Description of the task: The answer must consist of every line below containing "Nielunäyte".
Data records Start Marker
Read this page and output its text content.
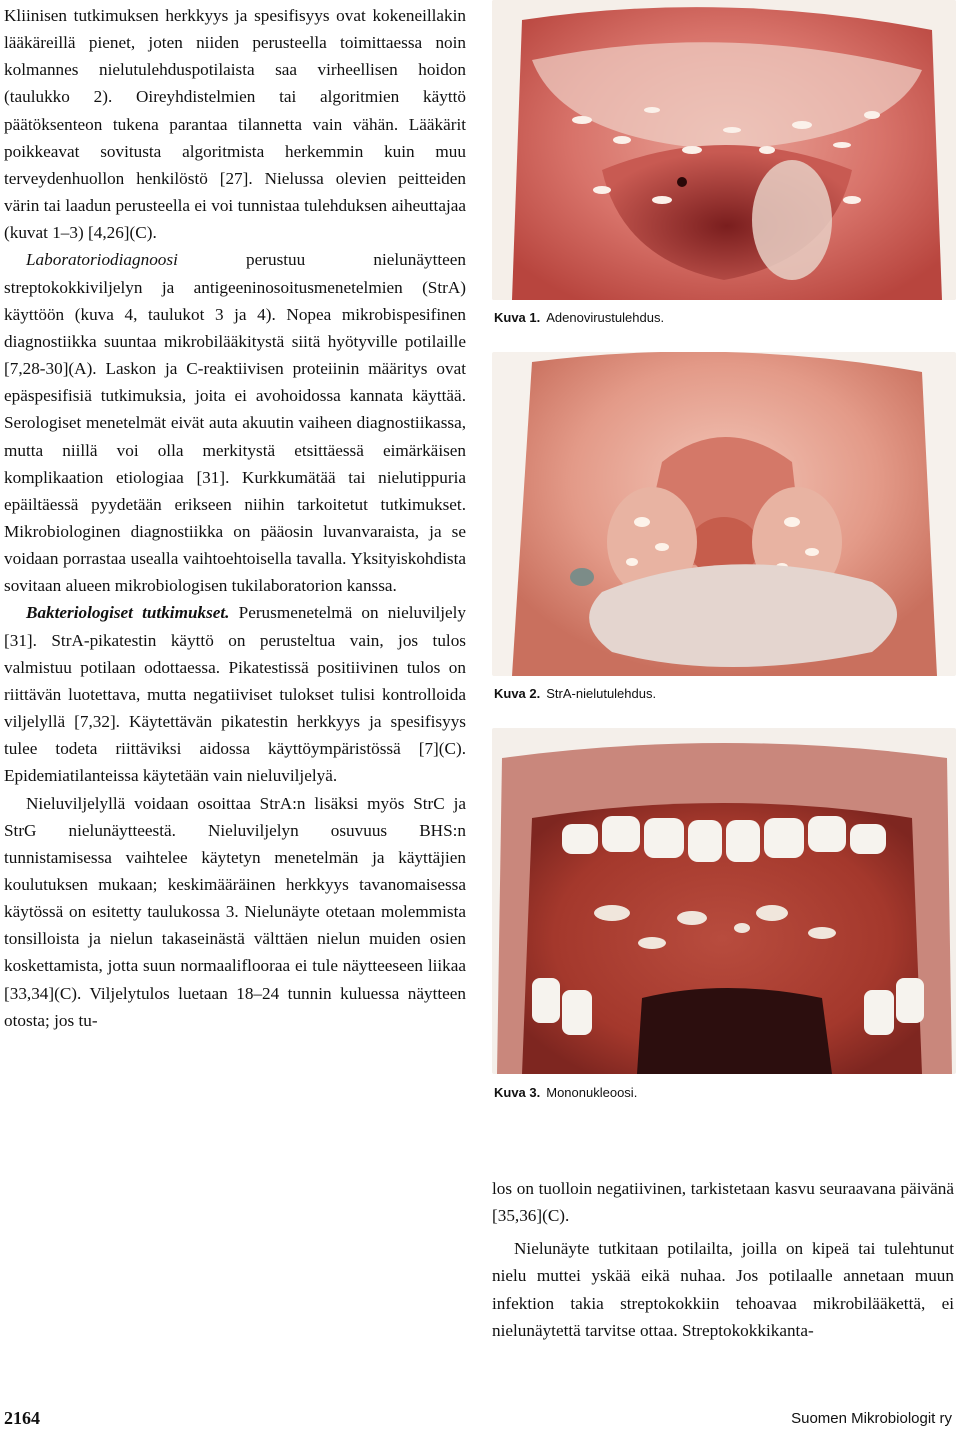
Kliinisen tutkimuksen herkkyys ja spesifisyys ovat kokeneillakin lääkäreillä pienet, joten niiden perusteella toimittaessa noin kolmannes nielutulehduspotilaista saa virheellisen hoidon (taulukko 2). Oireyhdistelmien tai algoritmien käyttö päätöksenteon tukena parantaa tilannetta vain vähän. Lääkärit poikkeavat sovitusta algoritmista herkemmin kuin muu terveydenhuollon henkilöstö [27]. Nielussa olevien peitteiden värin tai laadun perusteella ei voi tunnistaa tulehduksen aiheuttajaa (kuvat 1–3) [4,26](C).

Laboratoriodiagnoosi perustuu nielunäytteen streptokokkiviljelyn ja antigeeninosoitusmenetelmien (StrA) käyttöön (kuva 4, taulukot 3 ja 4). Nopea mikrobispesifinen diagnostiikka suuntaa mikrobilääkitystä siitä hyötyville potilaille [7,28-30](A). Laskon ja C-reaktiivisen proteiinin määritys ovat epäspesifisiä tutkimuksia, joita ei avohoidossa kannata käyttää. Serologiset menetelmät eivät auta akuutin vaiheen diagnostiikassa, mutta niillä voi olla merkitystä etsittäessä eimärkäisen komplikaation etiologiaa [31]. Kurkkumätää tai nielutippuria epäiltäessä pyydetään erikseen niihin tarkoitetut tutkimukset. Mikrobiologinen diagnostiikka on pääosin luvanvaraista, ja se voidaan porrastaa usealla vaihtoehtoisella tavalla. Yksityiskohdista sovitaan alueen mikrobiologisen tukilaboratorion kanssa.

Bakteriologiset tutkimukset. Perusmenetelmä on nieluviljely [31]. StrA-pikatestin käyttö on perusteltua vain, jos tulos valmistuu potilaan odottaessa. Pikatestissä positiivinen tulos on riittävän luotettava, mutta negatiiviset tulokset tulisi kontrolloida viljelyllä [7,32]. Käytettävän pikatestin herkkyys ja spesifisyys tulee todeta riittäviksi aidossa käyttöympäristössä [7](C). Epidemiatilanteissa käytetään vain nieluviljelyä.

Nieluviljelyllä voidaan osoittaa StrA:n lisäksi myös StrC ja StrG nielunäytteestä. Nieluviljelyn osuvuus BHS:n tunnistamisessa vaihtelee käytetyn menetelmän ja käyttäjien koulutuksen mukaan; keskimääräinen herkkyys tavanomaisessa käytössä on esitetty taulukossa 3. Nielunäyte otetaan molemmista tonsilloista ja nielun takaseinästä välttäen nielun muiden osien koskettamista, jotta suun normaaliflooraa ei tule näytteeseen liikaa [33,34](C). Viljelytulos luetaan 18–24 tunnin kuluessa näytteen otosta; jos tu-

Kuva 1. Adenovirustulehdus.
Kuva 2. StrA-nielutulehdus.
Kuva 3. Mononukleoosi.

los on tuolloin negatiivinen, tarkistetaan kasvu seuraavana päivänä [35,36](C).

Nielunäyte tutkitaan potilailta, joilla on kipeä tai tulehtunut nielu muttei yskää eikä nuhaa. Jos potilaalle annetaan muun infektion takia streptokokkiin tehoavaa mikrobilääkettä, ei nielunäytettä tarvitse ottaa. Streptokokkikanta-

2164	Suomen Mikrobiologit ry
Data records End Marker
Solution:
Nieluviljelyllä voidaan osoittaa StrA:n lisäksi myös StrC ja StrG nielunäytteestä. Nieluviljelyn osuvuus BHS:n tunnistamisessa vaihtelee käytetyn menetelmän ja käyttäjien koulutuksen mukaan; keskimääräinen herkkyys tavanomaisessa käytössä on esitetty taulukossa 3. Nielunäyte otetaan molemmista tonsilloista ja nielun takaseinästä välttäen nielun muiden osien koskettamista, jotta suun normaaliflooraa ei tule näytteeseen liikaa [33,34](C). Viljelytulos luetaan 18–24 tunnin kuluessa näytteen otosta; jos tu-
Nielunäyte tutkitaan potilailta, joilla on kipeä tai tulehtunut nielu muttei yskää eikä nuhaa. Jos potilaalle annetaan muun infektion takia streptokokkiin tehoavaa mikrobilääkettä, ei nielunäytettä tarvitse ottaa. Streptokokkikanta-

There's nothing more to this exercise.